Screenshot youtube.com
Blicke zwischen viel- und nichtssagend
Gleich und gleich gesellt sich gern
Michael (geföhnt und ziemlich blondiert) reist eigentlich mit Gefährtin (geföhnt und ziemlich blondiert) an, erinnert sich aber ständig an eben die letzten Weihnachten. Denn da gab es ein Techtelmechtel mit der jetzigen Freundin (dunkelhaarig und sehr gelockt) seines Musikpartners (dunkelhaarig und sehr geföhnt).
Man wirft einander also schmachtende Blicke zu, die in radikaler Bild-Text-Schere zum eher abrechnenden und anklagenden Text stehen. Und oh, sie trägt auch noch die Brosche, die - wie in „Flashbacks“ zu sehen - er ihr „last Christmas“ geschenkt hat. Jedenfalls gehen am Ende doch die Blonden und die Dunkelhaarigen mit ihresgleichen nach Hause.

= Bereitgestellte Datensätze =
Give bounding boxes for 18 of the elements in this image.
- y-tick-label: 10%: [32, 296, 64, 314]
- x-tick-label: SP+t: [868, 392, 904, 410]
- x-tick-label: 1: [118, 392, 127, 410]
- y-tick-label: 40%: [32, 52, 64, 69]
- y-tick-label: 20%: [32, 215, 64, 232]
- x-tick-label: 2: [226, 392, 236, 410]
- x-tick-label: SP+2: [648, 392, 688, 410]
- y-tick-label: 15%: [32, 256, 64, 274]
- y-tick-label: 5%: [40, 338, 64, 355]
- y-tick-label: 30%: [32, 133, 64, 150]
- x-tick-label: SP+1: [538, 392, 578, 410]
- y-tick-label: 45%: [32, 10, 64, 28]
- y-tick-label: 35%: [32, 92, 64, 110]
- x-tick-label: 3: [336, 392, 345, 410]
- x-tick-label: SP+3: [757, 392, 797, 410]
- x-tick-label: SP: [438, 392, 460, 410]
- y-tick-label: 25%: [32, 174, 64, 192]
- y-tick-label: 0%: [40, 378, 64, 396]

= Deine Aufgaben =
a. Beantworte anhand des Textes über das Techtelmechtel diese Fragen:
(i) Wie wird das Haar von Michaels Gefährtin beschrieben?
(ii) Welches Geschenk von Michael trägt die Freundin seines Musikpartners?
(iii) Mit wem gehen die Blonden und die Dunkelhaarigen am Ende nach Hause?
b. Übertrage den folgenden Satz aus dem Text über das Techtelmechtel ins Englische: „Man wirft einander also schmachtende Blicke zu, die in radikaler Bild-Text-Schere zum eher abrechnenden und anklagenden Text stehen.“
c. Führe den Text über das Techtelmechtel im Anschluss an seinen letzten Satz weiter.

= Die Antworten =
a.
(i) Geföhnt und ziemlich blondiert.
(ii) Die Brosche, die er ihr „last Christmas“ geschenkt hat.
(iii) Mit ihresgleichen.

b. So they cast longing glances at one another, which, in a radical gap between image and text, stand in contrast to the rather score-settling and accusatory text.

c.
Ungleiches Duo
Getrennt haben sich die beiden ungleichen musikalischen Wham!-Partner George Michael und Andrew Ridgeley schon 1996. Michael wurde Popsuperstar, Ridgeleys Soloversuch floppte, Autorennfahrerei war auch nicht seines. Heute genießt er mit Bananarama-Sängerin Keren Woodward das britische Landleben.
Glanz und Elend der 80er Jahre
Auf seine ganz eigene ikonische Weise fasst das Video auch Glanz und Elend der 80er Jahre zusammen. Leichter Weichzeichner über allen Bildern, vor allem die Mode macht Angst, Schulterpolster, wohin man schaut, die Frisuren wurden schon erwähnt. Irritierend sind auch die Szenen nach dem Dinner: Ein Kameraschwenk zeigt die jungen Menschen postekstatisch herumlungern. Haben Hüttenpartys damals wirklich so ausgesehen?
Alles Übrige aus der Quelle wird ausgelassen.